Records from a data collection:
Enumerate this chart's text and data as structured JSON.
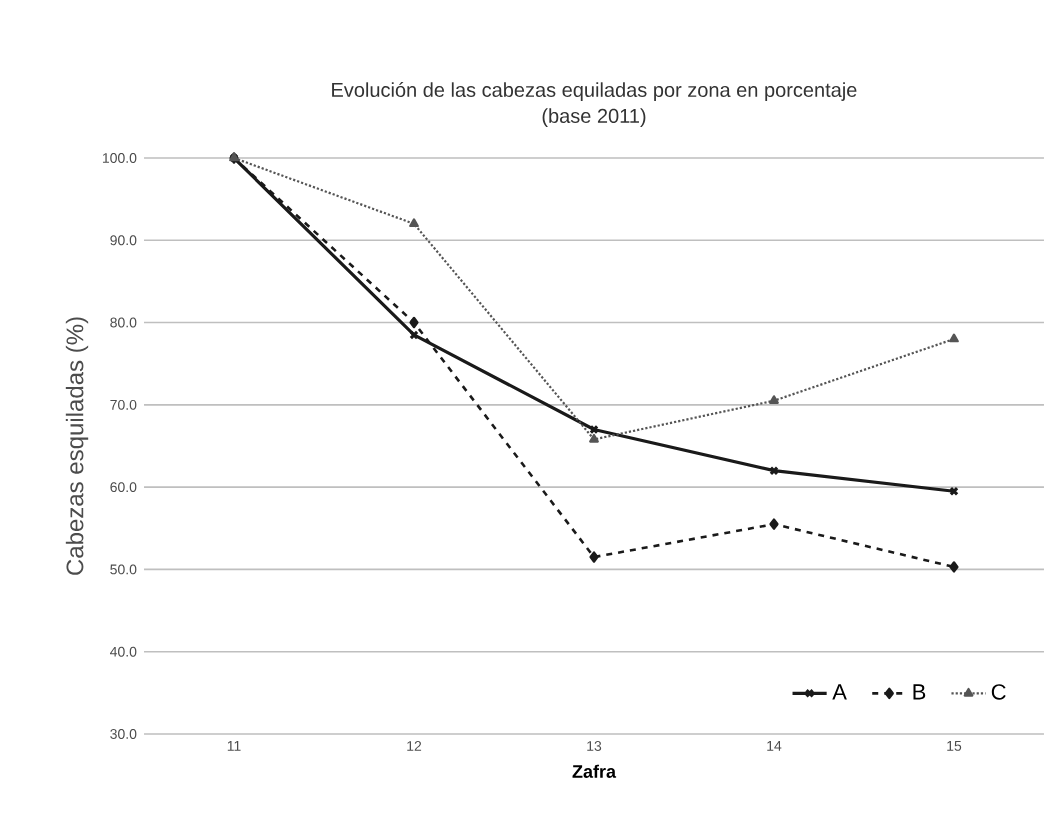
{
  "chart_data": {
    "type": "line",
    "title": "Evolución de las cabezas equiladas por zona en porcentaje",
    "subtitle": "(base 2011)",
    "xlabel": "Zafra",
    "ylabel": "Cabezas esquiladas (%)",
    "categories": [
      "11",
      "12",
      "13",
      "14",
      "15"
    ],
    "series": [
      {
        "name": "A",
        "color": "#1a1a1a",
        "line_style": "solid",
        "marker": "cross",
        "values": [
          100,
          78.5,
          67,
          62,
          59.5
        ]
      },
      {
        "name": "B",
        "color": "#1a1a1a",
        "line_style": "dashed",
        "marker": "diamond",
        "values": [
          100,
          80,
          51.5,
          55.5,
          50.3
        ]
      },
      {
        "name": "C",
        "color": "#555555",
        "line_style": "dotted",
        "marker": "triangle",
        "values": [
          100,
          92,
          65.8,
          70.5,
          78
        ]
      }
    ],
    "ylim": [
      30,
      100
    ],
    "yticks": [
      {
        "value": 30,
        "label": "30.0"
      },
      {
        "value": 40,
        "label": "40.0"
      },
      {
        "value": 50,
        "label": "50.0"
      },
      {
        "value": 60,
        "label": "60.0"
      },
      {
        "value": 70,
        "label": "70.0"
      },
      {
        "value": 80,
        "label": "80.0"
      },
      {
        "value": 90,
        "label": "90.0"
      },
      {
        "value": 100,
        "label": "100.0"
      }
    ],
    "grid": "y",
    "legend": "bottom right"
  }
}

Short task - Without the pictures, print the whole listing exactly as given.

Response to this exercise -
Enumerate this chart's text and data as structured JSON.
{
  "chart_data": {
    "type": "line",
    "title": "Evolución de las cabezas equiladas por zona en porcentaje",
    "subtitle": "(base 2011)",
    "xlabel": "Zafra",
    "ylabel": "Cabezas esquiladas (%)",
    "categories": [
      "11",
      "12",
      "13",
      "14",
      "15"
    ],
    "series": [
      {
        "name": "A",
        "color": "#1a1a1a",
        "line_style": "solid",
        "marker": "cross",
        "values": [
          100,
          78.5,
          67,
          62,
          59.5
        ]
      },
      {
        "name": "B",
        "color": "#1a1a1a",
        "line_style": "dashed",
        "marker": "diamond",
        "values": [
          100,
          80,
          51.5,
          55.5,
          50.3
        ]
      },
      {
        "name": "C",
        "color": "#555555",
        "line_style": "dotted",
        "marker": "triangle",
        "values": [
          100,
          92,
          65.8,
          70.5,
          78
        ]
      }
    ],
    "ylim": [
      30,
      100
    ],
    "yticks": [
      {
        "value": 30,
        "label": "30.0"
      },
      {
        "value": 40,
        "label": "40.0"
      },
      {
        "value": 50,
        "label": "50.0"
      },
      {
        "value": 60,
        "label": "60.0"
      },
      {
        "value": 70,
        "label": "70.0"
      },
      {
        "value": 80,
        "label": "80.0"
      },
      {
        "value": 90,
        "label": "90.0"
      },
      {
        "value": 100,
        "label": "100.0"
      }
    ],
    "grid": "y",
    "legend": "bottom right"
  }
}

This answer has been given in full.